• WHAT TO DO:
Repeat the records in full and exactly, omitting pictures.

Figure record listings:
* START *

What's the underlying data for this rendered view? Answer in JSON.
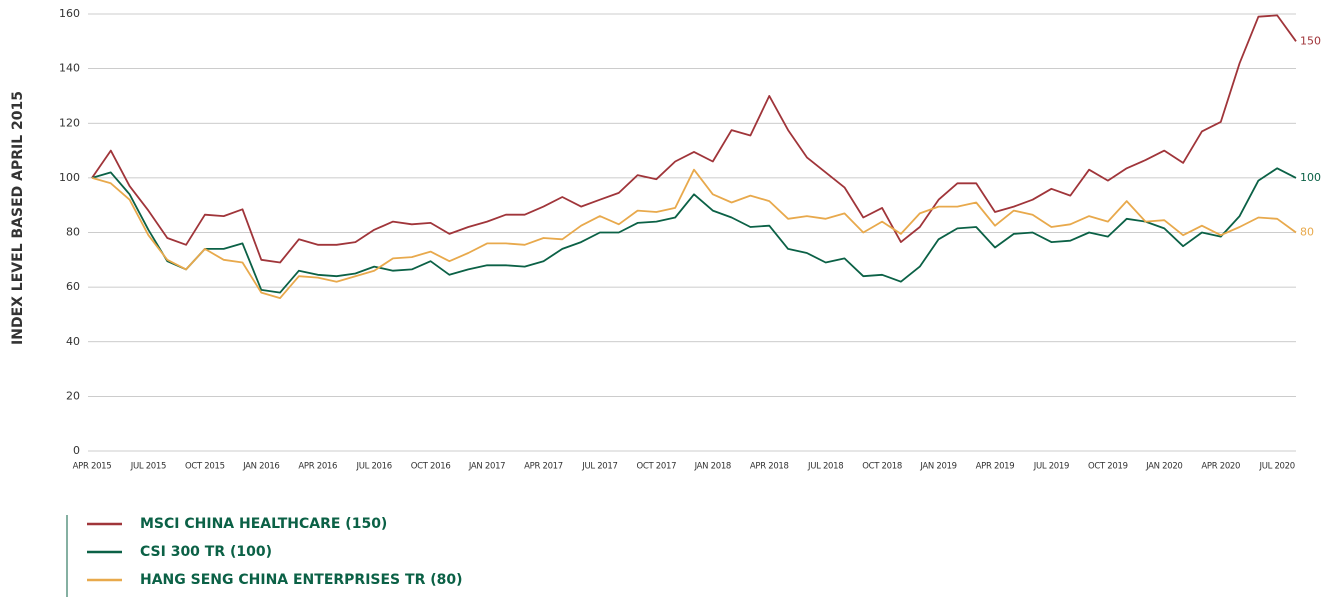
{
  "chart_data": {
    "type": "line",
    "y_label": "INDEX LEVEL BASED APRIL 2015",
    "categories": [
      "APR 2015",
      null,
      null,
      "JUL 2015",
      null,
      null,
      "OCT 2015",
      null,
      null,
      "JAN 2016",
      null,
      null,
      "APR 2016",
      null,
      null,
      "JUL 2016",
      null,
      null,
      "OCT 2016",
      null,
      null,
      "JAN 2017",
      null,
      null,
      "APR 2017",
      null,
      null,
      "JUL 2017",
      null,
      null,
      "OCT 2017",
      null,
      null,
      "JAN 2018",
      null,
      null,
      "APR 2018",
      null,
      null,
      "JUL 2018",
      null,
      null,
      "OCT 2018",
      null,
      null,
      "JAN 2019",
      null,
      null,
      "APR 2019",
      null,
      null,
      "JUL 2019",
      null,
      null,
      "OCT 2019",
      null,
      null,
      "JAN 2020",
      null,
      null,
      "APR 2020",
      null,
      null,
      "JUL 2020",
      null
    ],
    "series": [
      {
        "name": "MSCI CHINA HEALTHCARE (150)",
        "color": "#a0353a",
        "end_label": "150",
        "values": [
          100,
          110,
          97,
          88,
          78,
          75.5,
          86.5,
          86,
          88.5,
          70,
          69,
          77.5,
          75.5,
          75.5,
          76.5,
          81,
          84,
          83,
          83.5,
          79.5,
          82,
          84,
          86.5,
          86.5,
          89.5,
          93,
          89.5,
          92,
          94.5,
          101,
          99.5,
          106,
          109.5,
          106,
          117.5,
          115.5,
          130,
          117.5,
          107.5,
          102,
          96.5,
          85.5,
          89,
          76.5,
          82,
          92,
          98,
          98,
          87.5,
          89.5,
          92,
          96,
          93.5,
          103,
          99,
          103.5,
          106.5,
          110,
          105.5,
          117,
          120.5,
          142,
          159,
          159.5,
          150
        ]
      },
      {
        "name": "CSI 300 TR (100)",
        "color": "#0b6146",
        "end_label": "100",
        "values": [
          100,
          102,
          94,
          81,
          69.5,
          66.5,
          74,
          74,
          76,
          59,
          58,
          66,
          64.5,
          64,
          65,
          67.5,
          66,
          66.5,
          69.5,
          64.5,
          66.5,
          68,
          68,
          67.5,
          69.5,
          74,
          76.5,
          80,
          80,
          83.5,
          84,
          85.5,
          94,
          88,
          85.5,
          82,
          82.5,
          74,
          72.5,
          69,
          70.5,
          64,
          64.5,
          62,
          67.5,
          77.5,
          81.5,
          82,
          74.5,
          79.5,
          80,
          76.5,
          77,
          80,
          78.5,
          85,
          84,
          81.5,
          75,
          80,
          78.5,
          86,
          99,
          103.5,
          100
        ]
      },
      {
        "name": "HANG SENG CHINA ENTERPRISES TR (80)",
        "color": "#e8a94c",
        "end_label": "80",
        "values": [
          100,
          98,
          92,
          79,
          70,
          66.5,
          74,
          70,
          69,
          58,
          56,
          64,
          63.5,
          62,
          64,
          66,
          70.5,
          71,
          73,
          69.5,
          72.5,
          76,
          76,
          75.5,
          78,
          77.5,
          82.5,
          86,
          83,
          88,
          87.5,
          89,
          103,
          94,
          91,
          93.5,
          91.5,
          85,
          86,
          85,
          87,
          80,
          84,
          79.5,
          87,
          89.5,
          89.5,
          91,
          82.5,
          88,
          86.5,
          82,
          83,
          86,
          84,
          91.5,
          84,
          84.5,
          79,
          82.5,
          79,
          82,
          85.5,
          85,
          80
        ]
      }
    ],
    "ylim": [
      0,
      160
    ],
    "yticks": [
      0,
      20,
      40,
      60,
      80,
      100,
      120,
      140,
      160
    ],
    "grid": true
  }
}
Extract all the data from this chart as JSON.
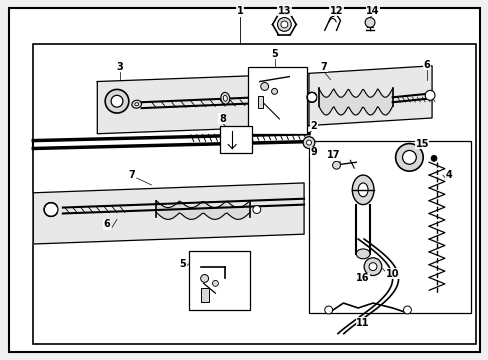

* END *

• RESULT:
What's the underlying data for this rendered view? Answer in JSON.
{
  "chart_data": {
    "type": "line",
    "y_label": "INDEX LEVEL BASED APRIL 2015",
    "categories": [
      "APR 2015",
      null,
      null,
      "JUL 2015",
      null,
      null,
      "OCT 2015",
      null,
      null,
      "JAN 2016",
      null,
      null,
      "APR 2016",
      null,
      null,
      "JUL 2016",
      null,
      null,
      "OCT 2016",
      null,
      null,
      "JAN 2017",
      null,
      null,
      "APR 2017",
      null,
      null,
      "JUL 2017",
      null,
      null,
      "OCT 2017",
      null,
      null,
      "JAN 2018",
      null,
      null,
      "APR 2018",
      null,
      null,
      "JUL 2018",
      null,
      null,
      "OCT 2018",
      null,
      null,
      "JAN 2019",
      null,
      null,
      "APR 2019",
      null,
      null,
      "JUL 2019",
      null,
      null,
      "OCT 2019",
      null,
      null,
      "JAN 2020",
      null,
      null,
      "APR 2020",
      null,
      null,
      "JUL 2020",
      null
    ],
    "series": [
      {
        "name": "MSCI CHINA HEALTHCARE (150)",
        "color": "#a0353a",
        "end_label": "150",
        "values": [
          100,
          110,
          97,
          88,
          78,
          75.5,
          86.5,
          86,
          88.5,
          70,
          69,
          77.5,
          75.5,
          75.5,
          76.5,
          81,
          84,
          83,
          83.5,
          79.5,
          82,
          84,
          86.5,
          86.5,
          89.5,
          93,
          89.5,
          92,
          94.5,
          101,
          99.5,
          106,
          109.5,
          106,
          117.5,
          115.5,
          130,
          117.5,
          107.5,
          102,
          96.5,
          85.5,
          89,
          76.5,
          82,
          92,
          98,
          98,
          87.5,
          89.5,
          92,
          96,
          93.5,
          103,
          99,
          103.5,
          106.5,
          110,
          105.5,
          117,
          120.5,
          142,
          159,
          159.5,
          150
        ]
      },
      {
        "name": "CSI 300 TR (100)",
        "color": "#0b6146",
        "end_label": "100",
        "values": [
          100,
          102,
          94,
          81,
          69.5,
          66.5,
          74,
          74,
          76,
          59,
          58,
          66,
          64.5,
          64,
          65,
          67.5,
          66,
          66.5,
          69.5,
          64.5,
          66.5,
          68,
          68,
          67.5,
          69.5,
          74,
          76.5,
          80,
          80,
          83.5,
          84,
          85.5,
          94,
          88,
          85.5,
          82,
          82.5,
          74,
          72.5,
          69,
          70.5,
          64,
          64.5,
          62,
          67.5,
          77.5,
          81.5,
          82,
          74.5,
          79.5,
          80,
          76.5,
          77,
          80,
          78.5,
          85,
          84,
          81.5,
          75,
          80,
          78.5,
          86,
          99,
          103.5,
          100
        ]
      },
      {
        "name": "HANG SENG CHINA ENTERPRISES TR (80)",
        "color": "#e8a94c",
        "end_label": "80",
        "values": [
          100,
          98,
          92,
          79,
          70,
          66.5,
          74,
          70,
          69,
          58,
          56,
          64,
          63.5,
          62,
          64,
          66,
          70.5,
          71,
          73,
          69.5,
          72.5,
          76,
          76,
          75.5,
          78,
          77.5,
          82.5,
          86,
          83,
          88,
          87.5,
          89,
          103,
          94,
          91,
          93.5,
          91.5,
          85,
          86,
          85,
          87,
          80,
          84,
          79.5,
          87,
          89.5,
          89.5,
          91,
          82.5,
          88,
          86.5,
          82,
          83,
          86,
          84,
          91.5,
          84,
          84.5,
          79,
          82.5,
          79,
          82,
          85.5,
          85,
          80
        ]
      }
    ],
    "ylim": [
      0,
      160
    ],
    "yticks": [
      0,
      20,
      40,
      60,
      80,
      100,
      120,
      140,
      160
    ],
    "grid": true
  }
}
Extract all the data from this chart as JSON.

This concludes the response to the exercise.